▸ **GIVEN EXERCISE**
Output all records precisely as written.

▸ **DATA TO PROCESS**
>> BEGIN

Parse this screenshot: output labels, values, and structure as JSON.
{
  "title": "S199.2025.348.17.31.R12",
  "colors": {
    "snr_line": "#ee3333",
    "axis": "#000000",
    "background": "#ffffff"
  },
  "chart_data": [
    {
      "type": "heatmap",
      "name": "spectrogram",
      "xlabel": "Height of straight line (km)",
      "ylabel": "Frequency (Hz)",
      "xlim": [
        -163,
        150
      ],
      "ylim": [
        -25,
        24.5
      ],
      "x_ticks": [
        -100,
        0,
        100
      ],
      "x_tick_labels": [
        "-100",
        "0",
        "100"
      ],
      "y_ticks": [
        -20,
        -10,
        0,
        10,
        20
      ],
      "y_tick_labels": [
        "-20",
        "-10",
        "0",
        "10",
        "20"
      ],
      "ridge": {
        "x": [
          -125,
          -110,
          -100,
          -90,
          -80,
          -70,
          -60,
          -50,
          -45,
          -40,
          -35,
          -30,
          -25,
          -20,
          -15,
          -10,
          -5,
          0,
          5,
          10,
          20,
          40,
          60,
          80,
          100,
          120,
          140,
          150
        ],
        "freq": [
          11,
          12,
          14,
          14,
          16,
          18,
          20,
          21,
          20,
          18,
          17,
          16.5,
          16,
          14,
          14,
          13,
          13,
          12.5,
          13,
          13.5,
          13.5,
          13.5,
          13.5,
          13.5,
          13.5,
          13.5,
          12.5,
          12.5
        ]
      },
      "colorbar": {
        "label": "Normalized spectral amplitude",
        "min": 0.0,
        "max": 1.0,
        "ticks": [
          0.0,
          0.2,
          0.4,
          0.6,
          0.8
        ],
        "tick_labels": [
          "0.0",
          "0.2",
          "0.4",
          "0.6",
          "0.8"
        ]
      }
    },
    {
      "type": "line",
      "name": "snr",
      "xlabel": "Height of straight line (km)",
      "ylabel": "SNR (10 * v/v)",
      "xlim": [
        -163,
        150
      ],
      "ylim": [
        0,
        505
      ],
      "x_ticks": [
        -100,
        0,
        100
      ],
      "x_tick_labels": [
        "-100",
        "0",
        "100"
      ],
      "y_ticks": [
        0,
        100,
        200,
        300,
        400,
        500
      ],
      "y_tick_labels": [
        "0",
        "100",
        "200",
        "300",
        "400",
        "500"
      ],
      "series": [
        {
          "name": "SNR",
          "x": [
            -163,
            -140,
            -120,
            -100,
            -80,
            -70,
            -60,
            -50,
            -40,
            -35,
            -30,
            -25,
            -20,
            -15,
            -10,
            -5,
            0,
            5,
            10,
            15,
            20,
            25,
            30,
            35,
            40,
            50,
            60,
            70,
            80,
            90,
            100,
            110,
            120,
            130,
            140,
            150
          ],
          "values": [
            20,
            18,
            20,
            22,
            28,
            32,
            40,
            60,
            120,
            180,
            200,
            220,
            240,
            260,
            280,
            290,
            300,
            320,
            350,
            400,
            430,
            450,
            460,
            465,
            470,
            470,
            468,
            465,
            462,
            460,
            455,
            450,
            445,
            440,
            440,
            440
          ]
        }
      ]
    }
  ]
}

>> END

▸ **TASK SOLUTION**
Parse this screenshot: output labels, values, and structure as JSON.
{
  "title": "S199.2025.348.17.31.R12",
  "colors": {
    "snr_line": "#ee3333",
    "axis": "#000000",
    "background": "#ffffff"
  },
  "chart_data": [
    {
      "type": "heatmap",
      "name": "spectrogram",
      "xlabel": "Height of straight line (km)",
      "ylabel": "Frequency (Hz)",
      "xlim": [
        -163,
        150
      ],
      "ylim": [
        -25,
        24.5
      ],
      "x_ticks": [
        -100,
        0,
        100
      ],
      "x_tick_labels": [
        "-100",
        "0",
        "100"
      ],
      "y_ticks": [
        -20,
        -10,
        0,
        10,
        20
      ],
      "y_tick_labels": [
        "-20",
        "-10",
        "0",
        "10",
        "20"
      ],
      "ridge": {
        "x": [
          -125,
          -110,
          -100,
          -90,
          -80,
          -70,
          -60,
          -50,
          -45,
          -40,
          -35,
          -30,
          -25,
          -20,
          -15,
          -10,
          -5,
          0,
          5,
          10,
          20,
          40,
          60,
          80,
          100,
          120,
          140,
          150
        ],
        "freq": [
          11,
          12,
          14,
          14,
          16,
          18,
          20,
          21,
          20,
          18,
          17,
          16.5,
          16,
          14,
          14,
          13,
          13,
          12.5,
          13,
          13.5,
          13.5,
          13.5,
          13.5,
          13.5,
          13.5,
          13.5,
          12.5,
          12.5
        ]
      },
      "colorbar": {
        "label": "Normalized spectral amplitude",
        "min": 0.0,
        "max": 1.0,
        "ticks": [
          0.0,
          0.2,
          0.4,
          0.6,
          0.8
        ],
        "tick_labels": [
          "0.0",
          "0.2",
          "0.4",
          "0.6",
          "0.8"
        ]
      }
    },
    {
      "type": "line",
      "name": "snr",
      "xlabel": "Height of straight line (km)",
      "ylabel": "SNR (10 * v/v)",
      "xlim": [
        -163,
        150
      ],
      "ylim": [
        0,
        505
      ],
      "x_ticks": [
        -100,
        0,
        100
      ],
      "x_tick_labels": [
        "-100",
        "0",
        "100"
      ],
      "y_ticks": [
        0,
        100,
        200,
        300,
        400,
        500
      ],
      "y_tick_labels": [
        "0",
        "100",
        "200",
        "300",
        "400",
        "500"
      ],
      "series": [
        {
          "name": "SNR",
          "x": [
            -163,
            -140,
            -120,
            -100,
            -80,
            -70,
            -60,
            -50,
            -40,
            -35,
            -30,
            -25,
            -20,
            -15,
            -10,
            -5,
            0,
            5,
            10,
            15,
            20,
            25,
            30,
            35,
            40,
            50,
            60,
            70,
            80,
            90,
            100,
            110,
            120,
            130,
            140,
            150
          ],
          "values": [
            20,
            18,
            20,
            22,
            28,
            32,
            40,
            60,
            120,
            180,
            200,
            220,
            240,
            260,
            280,
            290,
            300,
            320,
            350,
            400,
            430,
            450,
            460,
            465,
            470,
            470,
            468,
            465,
            462,
            460,
            455,
            450,
            445,
            440,
            440,
            440
          ]
        }
      ]
    }
  ]
}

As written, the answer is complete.